**Source excerpt:**

— start —

Val Zavala>> It takes about ten dollars an hour to live even minimally here in southern California. That's what's considered a living wage. Recently the city of Los Angeles required a certain group of hotels to pay that living wage. Well, that sparked a major controversy and the question is, will it do more harm than good?

We brought together Carol Schatz of the Central City Association representing the hotels and James Elmendorf of the Los Angeles Alliance for a New Economy representing workers. Joining them is David Lehrer of CommUnity Advocates. Our segment is funded by Ralph Tornberg.

David Lehrer>> James, Carol, last November the City Council passed a living wage ordinance affecting thirteen hotels near the Los Angeles Airport. Now with some headlines, the ballot measure and whether the City Council is going to rescind or not rescind the ordinance. In a nutshell, what's the ordinance all about?

James Elmendorf>> The ordinance is about raising wages of thirty-five hundred workers at thirteen hotels that are airport hotels where these hotels have higher revenue than many other sub-markets in Los Angeles including downtown, but pay twenty percent lower wages. They benefit from the city's huge investment in the Los Angeles Airport. The City Council recognized that it needs to do something to address the incredibly growing gap in poverty in our city.

David Lehrer>> Carol?

— end —

**Stated problem 1:**
Can you copy the living wage transcript from "We brought together" up to and including "by Ralph Tornberg."?
The rows below this transcript are unrelated to it.

**Input material:**
— start —

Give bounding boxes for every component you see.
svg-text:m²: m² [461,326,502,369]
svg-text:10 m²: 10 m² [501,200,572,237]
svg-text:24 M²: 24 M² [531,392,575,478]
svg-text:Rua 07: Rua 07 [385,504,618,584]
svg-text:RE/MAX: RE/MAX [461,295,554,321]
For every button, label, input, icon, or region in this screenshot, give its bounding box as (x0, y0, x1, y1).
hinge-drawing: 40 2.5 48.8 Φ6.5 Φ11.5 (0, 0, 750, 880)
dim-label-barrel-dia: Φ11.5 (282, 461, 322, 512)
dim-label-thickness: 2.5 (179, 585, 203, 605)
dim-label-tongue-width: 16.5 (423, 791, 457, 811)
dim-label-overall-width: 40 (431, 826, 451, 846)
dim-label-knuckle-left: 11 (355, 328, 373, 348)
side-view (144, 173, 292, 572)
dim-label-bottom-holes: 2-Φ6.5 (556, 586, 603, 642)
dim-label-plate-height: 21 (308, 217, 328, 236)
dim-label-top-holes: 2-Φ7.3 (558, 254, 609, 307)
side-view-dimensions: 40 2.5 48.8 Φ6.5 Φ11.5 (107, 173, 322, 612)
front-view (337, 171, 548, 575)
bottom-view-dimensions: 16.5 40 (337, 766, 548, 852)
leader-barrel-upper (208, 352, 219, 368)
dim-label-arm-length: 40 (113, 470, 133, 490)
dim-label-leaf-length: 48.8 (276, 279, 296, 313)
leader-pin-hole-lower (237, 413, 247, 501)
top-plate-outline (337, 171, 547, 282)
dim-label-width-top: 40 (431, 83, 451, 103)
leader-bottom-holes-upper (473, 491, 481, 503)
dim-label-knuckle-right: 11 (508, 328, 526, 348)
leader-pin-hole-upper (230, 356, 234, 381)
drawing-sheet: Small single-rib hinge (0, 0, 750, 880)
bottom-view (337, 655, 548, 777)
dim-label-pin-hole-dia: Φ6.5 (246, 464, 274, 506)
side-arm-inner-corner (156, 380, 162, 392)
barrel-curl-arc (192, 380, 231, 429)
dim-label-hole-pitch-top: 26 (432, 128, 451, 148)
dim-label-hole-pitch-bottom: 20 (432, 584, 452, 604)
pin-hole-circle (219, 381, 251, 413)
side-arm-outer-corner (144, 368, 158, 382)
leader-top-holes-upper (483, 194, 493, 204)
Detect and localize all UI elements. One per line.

— end —
— start —

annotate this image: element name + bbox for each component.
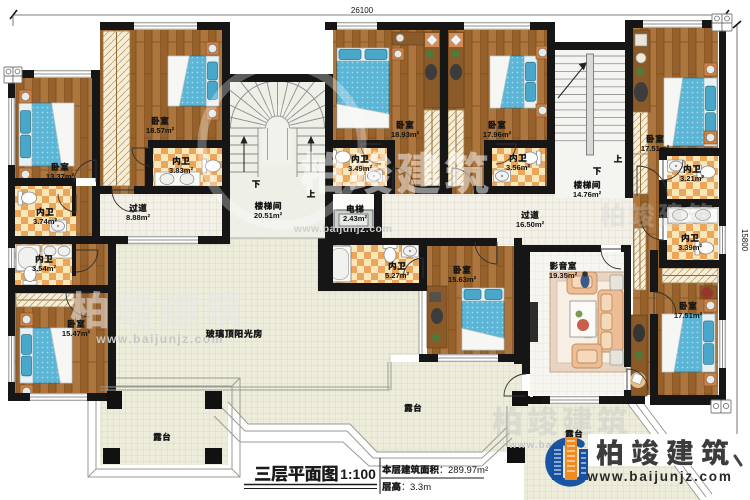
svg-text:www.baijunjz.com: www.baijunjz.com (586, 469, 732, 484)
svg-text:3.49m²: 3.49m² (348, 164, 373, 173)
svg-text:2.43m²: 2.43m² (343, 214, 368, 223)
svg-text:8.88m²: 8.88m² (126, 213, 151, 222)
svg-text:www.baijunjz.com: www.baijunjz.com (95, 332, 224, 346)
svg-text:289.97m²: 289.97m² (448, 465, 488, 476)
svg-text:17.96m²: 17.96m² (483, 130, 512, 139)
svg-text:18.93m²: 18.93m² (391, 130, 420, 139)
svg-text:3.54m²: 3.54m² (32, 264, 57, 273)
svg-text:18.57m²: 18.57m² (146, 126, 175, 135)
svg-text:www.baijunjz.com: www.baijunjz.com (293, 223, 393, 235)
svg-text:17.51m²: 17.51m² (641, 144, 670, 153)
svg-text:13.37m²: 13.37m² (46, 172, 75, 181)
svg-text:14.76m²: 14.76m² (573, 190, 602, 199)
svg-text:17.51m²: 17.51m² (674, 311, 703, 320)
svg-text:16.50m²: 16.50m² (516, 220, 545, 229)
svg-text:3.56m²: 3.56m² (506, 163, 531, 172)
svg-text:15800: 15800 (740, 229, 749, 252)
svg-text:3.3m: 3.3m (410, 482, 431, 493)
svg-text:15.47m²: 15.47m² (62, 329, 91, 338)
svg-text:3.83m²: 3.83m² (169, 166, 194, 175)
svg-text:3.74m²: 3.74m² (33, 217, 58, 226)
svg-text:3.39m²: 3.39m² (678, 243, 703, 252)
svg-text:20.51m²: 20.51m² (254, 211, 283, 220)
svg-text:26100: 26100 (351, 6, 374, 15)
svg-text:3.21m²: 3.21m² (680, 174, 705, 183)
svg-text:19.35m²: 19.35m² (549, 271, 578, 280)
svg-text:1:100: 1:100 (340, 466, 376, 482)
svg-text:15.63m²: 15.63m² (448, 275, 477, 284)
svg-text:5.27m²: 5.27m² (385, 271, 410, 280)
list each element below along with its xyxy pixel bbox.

— end —

**Stated problem 2:**
Could you repeat the rows from the line with "annotate this image: element" up to and including the line with "list each element", leaving the pictures out?

**Complete output 1:**
We brought together Carol Schatz of the Central City Association representing the hotels and James Elmendorf of the Los Angeles Alliance for a New Economy representing workers. Joining them is David Lehrer of CommUnity Advocates. Our segment is funded by Ralph Tornberg.

**Complete output 2:**
annotate this image: element name + bbox for each component.
svg-text:www.baijunjz.com: www.baijunjz.com (586, 469, 732, 484)
svg-text:3.49m²: 3.49m² (348, 164, 373, 173)
svg-text:2.43m²: 2.43m² (343, 214, 368, 223)
svg-text:8.88m²: 8.88m² (126, 213, 151, 222)
svg-text:www.baijunjz.com: www.baijunjz.com (95, 332, 224, 346)
svg-text:289.97m²: 289.97m² (448, 465, 488, 476)
svg-text:17.96m²: 17.96m² (483, 130, 512, 139)
svg-text:18.93m²: 18.93m² (391, 130, 420, 139)
svg-text:3.54m²: 3.54m² (32, 264, 57, 273)
svg-text:18.57m²: 18.57m² (146, 126, 175, 135)
svg-text:www.baijunjz.com: www.baijunjz.com (293, 223, 393, 235)
svg-text:17.51m²: 17.51m² (641, 144, 670, 153)
svg-text:13.37m²: 13.37m² (46, 172, 75, 181)
svg-text:14.76m²: 14.76m² (573, 190, 602, 199)
svg-text:17.51m²: 17.51m² (674, 311, 703, 320)
svg-text:16.50m²: 16.50m² (516, 220, 545, 229)
svg-text:3.56m²: 3.56m² (506, 163, 531, 172)
svg-text:15800: 15800 (740, 229, 749, 252)
svg-text:3.3m: 3.3m (410, 482, 431, 493)
svg-text:15.47m²: 15.47m² (62, 329, 91, 338)
svg-text:3.83m²: 3.83m² (169, 166, 194, 175)
svg-text:3.74m²: 3.74m² (33, 217, 58, 226)
svg-text:3.39m²: 3.39m² (678, 243, 703, 252)
svg-text:20.51m²: 20.51m² (254, 211, 283, 220)
svg-text:26100: 26100 (351, 6, 374, 15)
svg-text:3.21m²: 3.21m² (680, 174, 705, 183)
svg-text:19.35m²: 19.35m² (549, 271, 578, 280)
svg-text:1:100: 1:100 (340, 466, 376, 482)
svg-text:15.63m²: 15.63m² (448, 275, 477, 284)
svg-text:5.27m²: 5.27m² (385, 271, 410, 280)
list each element below along with its xyxy pixel bbox.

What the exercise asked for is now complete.